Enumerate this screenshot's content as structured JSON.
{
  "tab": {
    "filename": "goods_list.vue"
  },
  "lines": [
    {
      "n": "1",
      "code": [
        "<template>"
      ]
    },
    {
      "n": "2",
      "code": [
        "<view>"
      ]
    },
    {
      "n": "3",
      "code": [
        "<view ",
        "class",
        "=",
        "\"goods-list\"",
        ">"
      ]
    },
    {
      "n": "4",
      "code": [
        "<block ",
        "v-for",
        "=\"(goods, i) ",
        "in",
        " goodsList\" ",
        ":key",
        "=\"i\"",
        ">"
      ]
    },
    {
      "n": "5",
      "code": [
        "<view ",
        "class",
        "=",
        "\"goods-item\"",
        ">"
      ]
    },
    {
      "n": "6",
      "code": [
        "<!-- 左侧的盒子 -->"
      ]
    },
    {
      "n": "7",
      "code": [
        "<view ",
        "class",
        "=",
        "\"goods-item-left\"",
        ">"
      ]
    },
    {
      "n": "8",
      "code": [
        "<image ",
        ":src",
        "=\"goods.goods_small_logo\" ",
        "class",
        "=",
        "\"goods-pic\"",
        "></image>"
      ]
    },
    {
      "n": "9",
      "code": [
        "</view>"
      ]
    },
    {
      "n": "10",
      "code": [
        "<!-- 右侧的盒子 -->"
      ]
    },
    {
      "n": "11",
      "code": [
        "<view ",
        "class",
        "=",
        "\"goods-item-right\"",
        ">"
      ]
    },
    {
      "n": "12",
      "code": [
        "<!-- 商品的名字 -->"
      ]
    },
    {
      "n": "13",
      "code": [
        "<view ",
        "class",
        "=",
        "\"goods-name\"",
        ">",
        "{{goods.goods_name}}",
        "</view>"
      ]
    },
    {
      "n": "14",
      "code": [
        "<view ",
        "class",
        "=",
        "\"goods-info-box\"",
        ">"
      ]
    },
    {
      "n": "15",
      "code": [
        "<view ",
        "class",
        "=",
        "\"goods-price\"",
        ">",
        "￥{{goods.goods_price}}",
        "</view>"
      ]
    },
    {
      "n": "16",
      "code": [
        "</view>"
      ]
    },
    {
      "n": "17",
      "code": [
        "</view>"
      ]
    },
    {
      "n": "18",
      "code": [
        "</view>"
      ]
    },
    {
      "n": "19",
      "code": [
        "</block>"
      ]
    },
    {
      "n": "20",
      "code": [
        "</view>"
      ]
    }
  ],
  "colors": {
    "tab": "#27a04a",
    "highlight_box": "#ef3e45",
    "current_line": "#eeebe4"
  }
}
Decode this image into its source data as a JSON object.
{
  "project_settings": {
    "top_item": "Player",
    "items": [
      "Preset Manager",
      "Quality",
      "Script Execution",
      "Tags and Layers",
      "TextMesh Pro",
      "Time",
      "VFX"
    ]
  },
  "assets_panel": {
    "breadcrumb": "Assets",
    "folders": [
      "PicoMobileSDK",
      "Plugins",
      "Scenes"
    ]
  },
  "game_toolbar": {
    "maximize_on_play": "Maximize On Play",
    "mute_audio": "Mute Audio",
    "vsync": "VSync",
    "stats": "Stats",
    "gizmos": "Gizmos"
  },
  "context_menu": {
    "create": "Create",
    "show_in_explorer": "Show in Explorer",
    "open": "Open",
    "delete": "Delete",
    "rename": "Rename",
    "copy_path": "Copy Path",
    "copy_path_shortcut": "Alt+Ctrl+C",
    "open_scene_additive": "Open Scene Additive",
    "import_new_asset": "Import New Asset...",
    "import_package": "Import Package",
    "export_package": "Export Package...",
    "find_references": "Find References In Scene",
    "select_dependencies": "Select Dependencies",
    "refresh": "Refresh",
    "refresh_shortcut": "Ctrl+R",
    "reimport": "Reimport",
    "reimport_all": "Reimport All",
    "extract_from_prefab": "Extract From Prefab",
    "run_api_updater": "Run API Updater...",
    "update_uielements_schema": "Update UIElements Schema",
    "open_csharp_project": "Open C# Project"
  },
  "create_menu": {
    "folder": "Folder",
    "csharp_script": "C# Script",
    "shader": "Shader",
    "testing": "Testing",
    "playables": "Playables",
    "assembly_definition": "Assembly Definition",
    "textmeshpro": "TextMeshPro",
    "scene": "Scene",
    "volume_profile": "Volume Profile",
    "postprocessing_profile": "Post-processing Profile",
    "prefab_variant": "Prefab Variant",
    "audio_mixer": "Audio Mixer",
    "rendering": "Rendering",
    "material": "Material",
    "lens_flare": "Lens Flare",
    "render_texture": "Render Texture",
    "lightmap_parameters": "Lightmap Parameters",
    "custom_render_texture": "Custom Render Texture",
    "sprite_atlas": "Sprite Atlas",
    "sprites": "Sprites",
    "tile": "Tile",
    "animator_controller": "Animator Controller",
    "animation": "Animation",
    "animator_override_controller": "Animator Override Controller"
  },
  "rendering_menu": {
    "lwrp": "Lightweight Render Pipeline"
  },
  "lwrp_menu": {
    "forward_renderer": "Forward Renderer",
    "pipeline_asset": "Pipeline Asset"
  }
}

§ §

Requirements: Go through the records above and copy every line with the word "Reimport".

Task result:
    "reimport": "Reimport",
    "reimport_all": "Reimport All",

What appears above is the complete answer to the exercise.